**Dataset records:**
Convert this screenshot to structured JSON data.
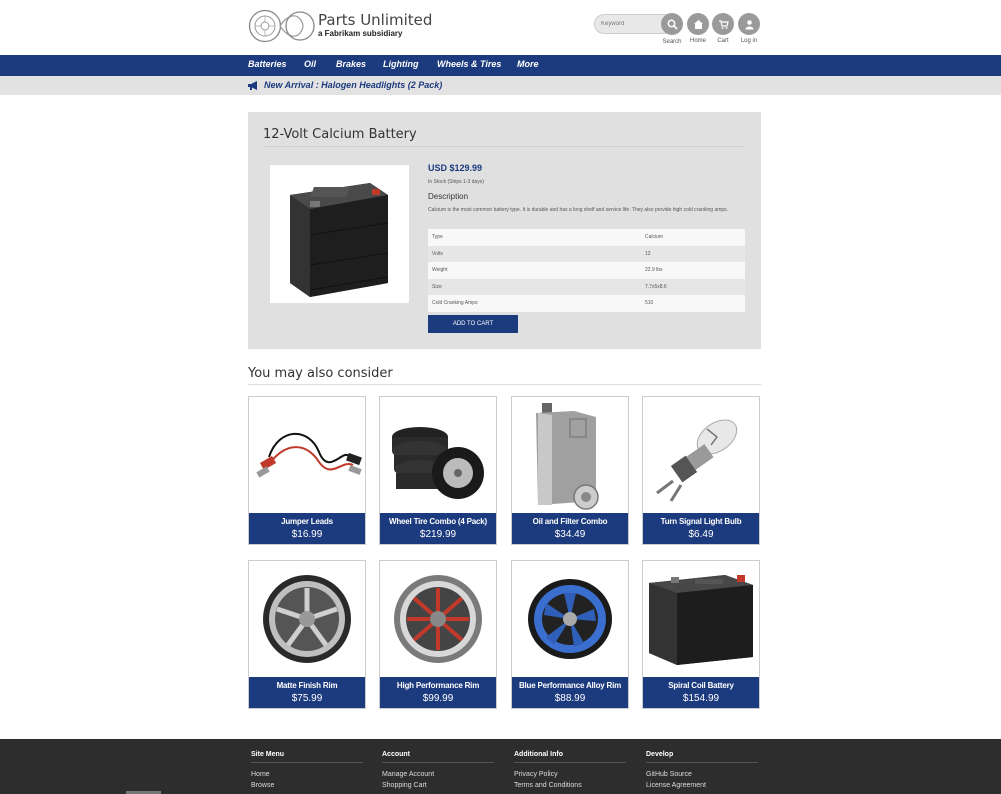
{
  "brand": {
    "title": "Parts Unlimited",
    "subtitle": "a Fabrikam subsidiary"
  },
  "header": {
    "search_placeholder": "Keyword",
    "search_label": "Search",
    "home_label": "Home",
    "cart_label": "Cart",
    "login_label": "Log in"
  },
  "nav": {
    "items": [
      "Batteries",
      "Oil",
      "Brakes",
      "Lighting",
      "Wheels & Tires",
      "More"
    ]
  },
  "announcement": "New Arrival : Halogen Headlights (2 Pack)",
  "product": {
    "title": "12-Volt Calcium Battery",
    "price": "USD $129.99",
    "stock": "In Stock (Ships 1-3 days)",
    "description_heading": "Description",
    "description": "Calcium is the most common battery type. It is durable and has a long shelf and service life. They also provide high cold cranking amps.",
    "specs": [
      {
        "label": "Type",
        "value": "Calcium"
      },
      {
        "label": "Volts",
        "value": "12"
      },
      {
        "label": "Weight",
        "value": "22.9 lbs"
      },
      {
        "label": "Size",
        "value": "7.7x5x8.6"
      },
      {
        "label": "Cold Cranking Amps",
        "value": "510"
      }
    ],
    "add_to_cart": "ADD TO CART"
  },
  "recommendations": {
    "title": "You may also consider",
    "items": [
      {
        "name": "Jumper Leads",
        "price": "$16.99",
        "icon": "jumper-leads"
      },
      {
        "name": "Wheel Tire Combo (4 Pack)",
        "price": "$219.99",
        "icon": "tires"
      },
      {
        "name": "Oil and Filter Combo",
        "price": "$34.49",
        "icon": "oil-can"
      },
      {
        "name": "Turn Signal Light Bulb",
        "price": "$6.49",
        "icon": "bulb"
      },
      {
        "name": "Matte Finish Rim",
        "price": "$75.99",
        "icon": "rim-gray"
      },
      {
        "name": "High Performance Rim",
        "price": "$99.99",
        "icon": "rim-red"
      },
      {
        "name": "Blue Performance Alloy Rim",
        "price": "$88.99",
        "icon": "rim-blue"
      },
      {
        "name": "Spiral Coil Battery",
        "price": "$154.99",
        "icon": "battery"
      }
    ]
  },
  "footer": {
    "columns": [
      {
        "heading": "Site Menu",
        "links": [
          "Home",
          "Browse"
        ]
      },
      {
        "heading": "Account",
        "links": [
          "Manage Account",
          "Shopping Cart"
        ]
      },
      {
        "heading": "Additional Info",
        "links": [
          "Privacy Policy",
          "Terms and Conditions"
        ]
      },
      {
        "heading": "Develop",
        "links": [
          "GitHub Source",
          "License Agreement"
        ]
      }
    ]
  },
  "colors": {
    "accent": "#1c3a7e",
    "panel": "#e0e0e0",
    "footer": "#2d2d2d"
  }
}
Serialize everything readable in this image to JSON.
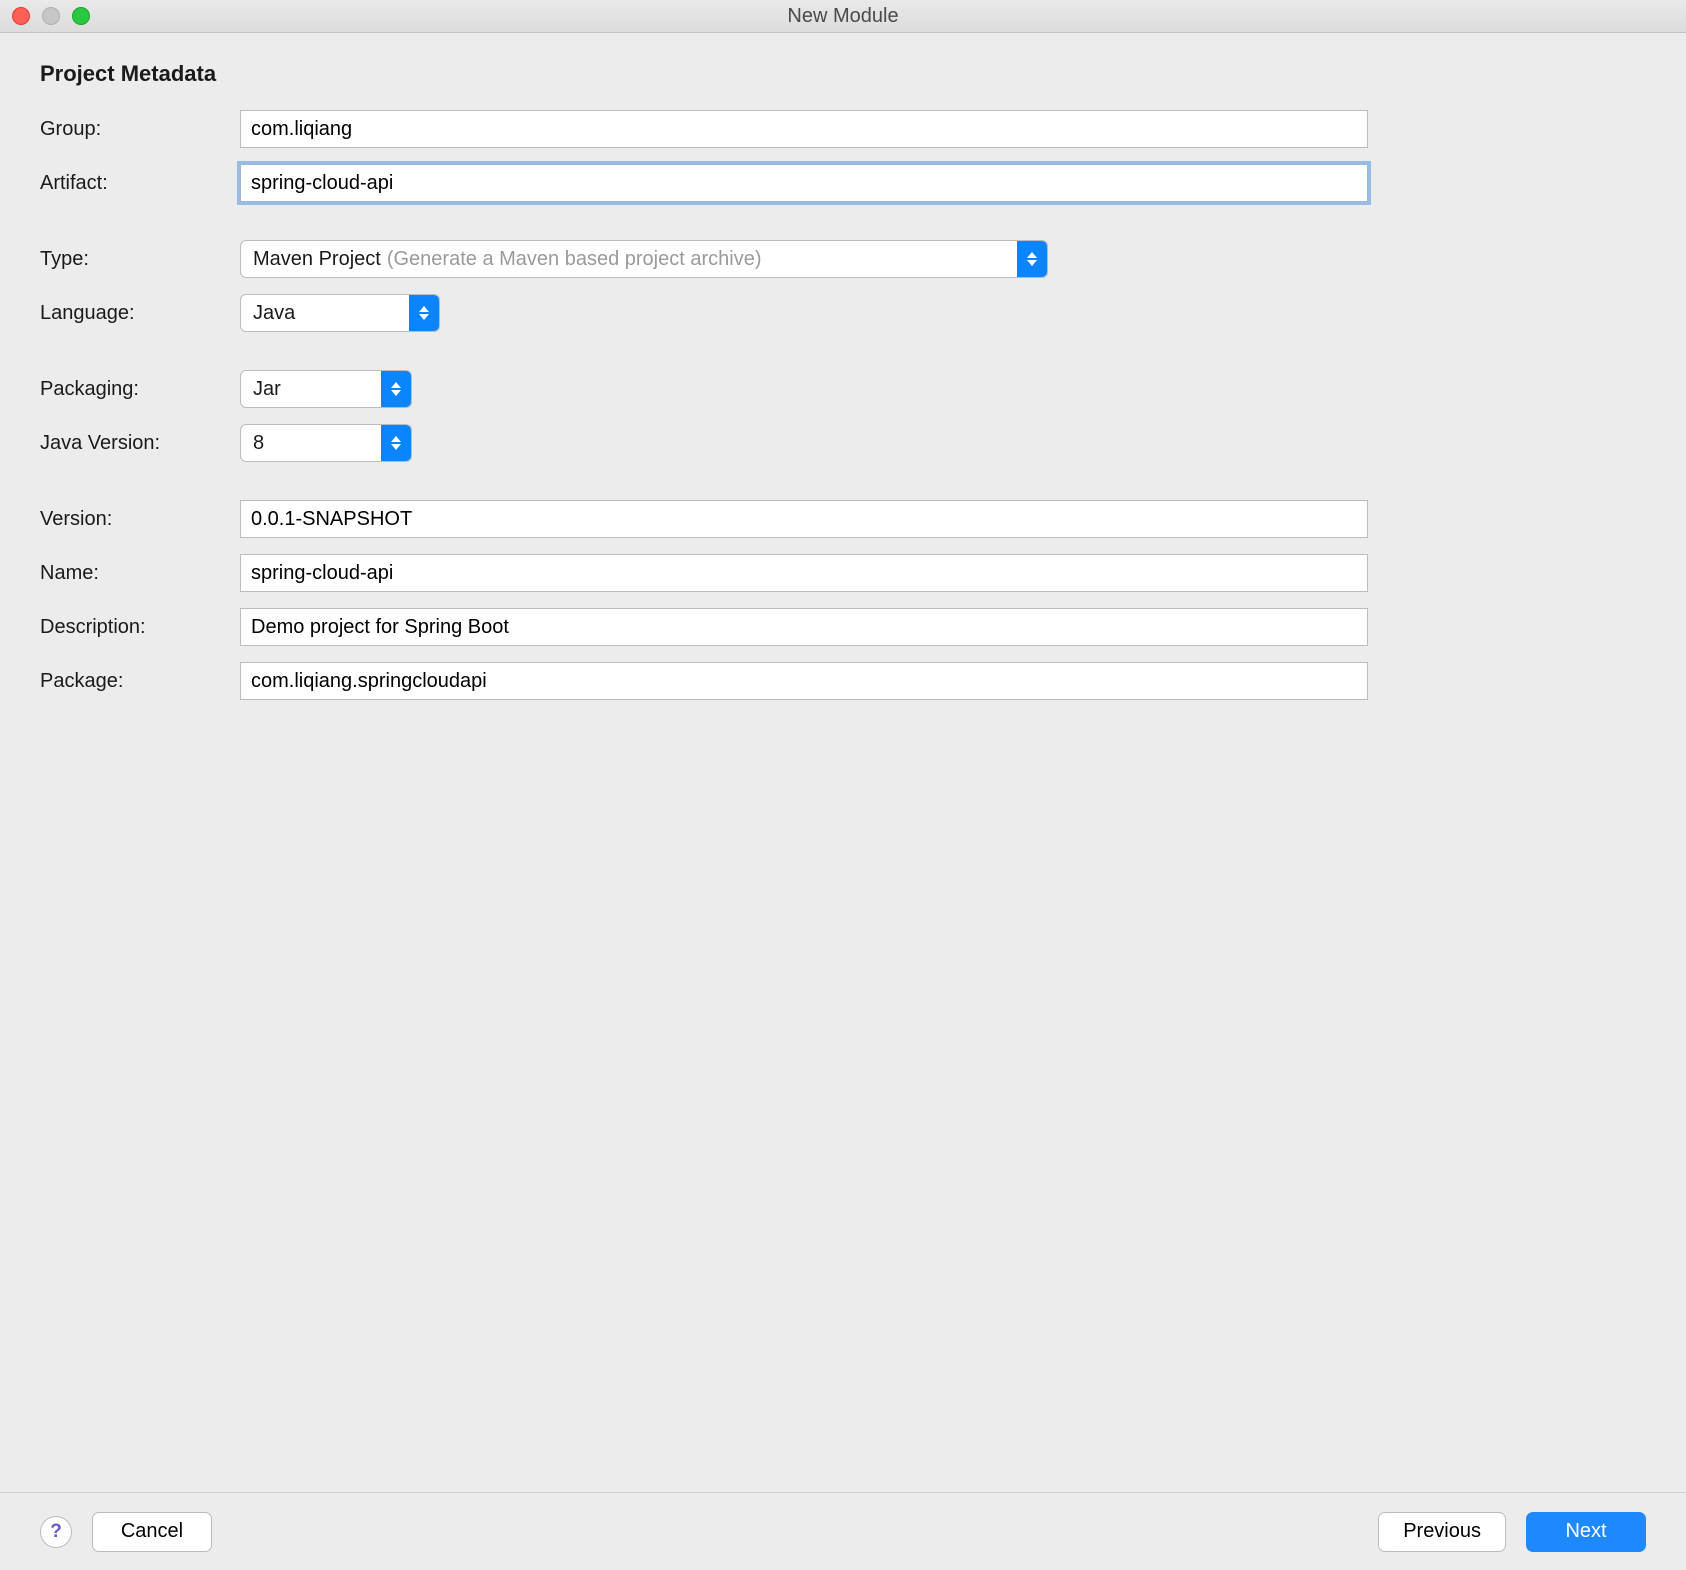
{
  "window": {
    "title": "New Module"
  },
  "heading": "Project Metadata",
  "labels": {
    "group": "Group:",
    "artifact": "Artifact:",
    "type": "Type:",
    "language": "Language:",
    "packaging": "Packaging:",
    "javaVersion": "Java Version:",
    "version": "Version:",
    "name": "Name:",
    "description": "Description:",
    "package": "Package:"
  },
  "fields": {
    "group": "com.liqiang",
    "artifact": "spring-cloud-api",
    "type": {
      "value": "Maven Project",
      "hint": "(Generate a Maven based project archive)"
    },
    "language": "Java",
    "packaging": "Jar",
    "javaVersion": "8",
    "version": "0.0.1-SNAPSHOT",
    "name": "spring-cloud-api",
    "description": "Demo project for Spring Boot",
    "package": "com.liqiang.springcloudapi"
  },
  "footer": {
    "help": "?",
    "cancel": "Cancel",
    "previous": "Previous",
    "next": "Next"
  }
}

**WORK TO COMPLETE:** Restate the full listing verbatim and drop every picture.

**RESPONSE BELOW:**
Convert this screenshot to structured JSON data.
{
  "brand": {
    "title": "Parts Unlimited",
    "subtitle": "a Fabrikam subsidiary"
  },
  "header": {
    "search_placeholder": "Keyword",
    "search_label": "Search",
    "home_label": "Home",
    "cart_label": "Cart",
    "login_label": "Log in"
  },
  "nav": {
    "items": [
      "Batteries",
      "Oil",
      "Brakes",
      "Lighting",
      "Wheels & Tires",
      "More"
    ]
  },
  "announcement": "New Arrival : Halogen Headlights (2 Pack)",
  "product": {
    "title": "12-Volt Calcium Battery",
    "price": "USD $129.99",
    "stock": "In Stock (Ships 1-3 days)",
    "description_heading": "Description",
    "description": "Calcium is the most common battery type. It is durable and has a long shelf and service life. They also provide high cold cranking amps.",
    "specs": [
      {
        "label": "Type",
        "value": "Calcium"
      },
      {
        "label": "Volts",
        "value": "12"
      },
      {
        "label": "Weight",
        "value": "22.9 lbs"
      },
      {
        "label": "Size",
        "value": "7.7x5x8.6"
      },
      {
        "label": "Cold Cranking Amps",
        "value": "510"
      }
    ],
    "add_to_cart": "ADD TO CART"
  },
  "recommendations": {
    "title": "You may also consider",
    "items": [
      {
        "name": "Jumper Leads",
        "price": "$16.99",
        "icon": "jumper-leads"
      },
      {
        "name": "Wheel Tire Combo (4 Pack)",
        "price": "$219.99",
        "icon": "tires"
      },
      {
        "name": "Oil and Filter Combo",
        "price": "$34.49",
        "icon": "oil-can"
      },
      {
        "name": "Turn Signal Light Bulb",
        "price": "$6.49",
        "icon": "bulb"
      },
      {
        "name": "Matte Finish Rim",
        "price": "$75.99",
        "icon": "rim-gray"
      },
      {
        "name": "High Performance Rim",
        "price": "$99.99",
        "icon": "rim-red"
      },
      {
        "name": "Blue Performance Alloy Rim",
        "price": "$88.99",
        "icon": "rim-blue"
      },
      {
        "name": "Spiral Coil Battery",
        "price": "$154.99",
        "icon": "battery"
      }
    ]
  },
  "footer": {
    "columns": [
      {
        "heading": "Site Menu",
        "links": [
          "Home",
          "Browse"
        ]
      },
      {
        "heading": "Account",
        "links": [
          "Manage Account",
          "Shopping Cart"
        ]
      },
      {
        "heading": "Additional Info",
        "links": [
          "Privacy Policy",
          "Terms and Conditions"
        ]
      },
      {
        "heading": "Develop",
        "links": [
          "GitHub Source",
          "License Agreement"
        ]
      }
    ]
  },
  "colors": {
    "accent": "#1c3a7e",
    "panel": "#e0e0e0",
    "footer": "#2d2d2d"
  }
}
Serialize everything readable in this image to JSON.
{
  "window": {
    "title": "New Module"
  },
  "heading": "Project Metadata",
  "labels": {
    "group": "Group:",
    "artifact": "Artifact:",
    "type": "Type:",
    "language": "Language:",
    "packaging": "Packaging:",
    "javaVersion": "Java Version:",
    "version": "Version:",
    "name": "Name:",
    "description": "Description:",
    "package": "Package:"
  },
  "fields": {
    "group": "com.liqiang",
    "artifact": "spring-cloud-api",
    "type": {
      "value": "Maven Project",
      "hint": "(Generate a Maven based project archive)"
    },
    "language": "Java",
    "packaging": "Jar",
    "javaVersion": "8",
    "version": "0.0.1-SNAPSHOT",
    "name": "spring-cloud-api",
    "description": "Demo project for Spring Boot",
    "package": "com.liqiang.springcloudapi"
  },
  "footer": {
    "help": "?",
    "cancel": "Cancel",
    "previous": "Previous",
    "next": "Next"
  }
}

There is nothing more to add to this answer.